Reply with the count of lines holding "open", nothing more.

----

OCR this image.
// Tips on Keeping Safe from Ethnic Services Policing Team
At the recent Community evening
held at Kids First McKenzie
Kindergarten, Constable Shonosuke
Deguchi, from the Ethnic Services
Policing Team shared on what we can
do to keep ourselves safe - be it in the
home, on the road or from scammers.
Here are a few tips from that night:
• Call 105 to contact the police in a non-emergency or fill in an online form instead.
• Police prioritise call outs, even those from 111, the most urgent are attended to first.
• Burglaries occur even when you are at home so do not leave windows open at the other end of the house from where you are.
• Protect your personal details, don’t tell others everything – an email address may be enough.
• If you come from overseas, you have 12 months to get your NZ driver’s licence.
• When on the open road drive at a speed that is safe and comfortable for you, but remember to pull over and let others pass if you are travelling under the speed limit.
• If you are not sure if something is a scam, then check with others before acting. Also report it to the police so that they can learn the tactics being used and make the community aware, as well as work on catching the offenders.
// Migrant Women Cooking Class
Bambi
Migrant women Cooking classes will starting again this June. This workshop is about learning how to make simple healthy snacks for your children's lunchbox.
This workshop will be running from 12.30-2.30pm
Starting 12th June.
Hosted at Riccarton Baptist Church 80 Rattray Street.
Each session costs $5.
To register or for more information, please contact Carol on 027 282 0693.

----

**Expected answer:**
2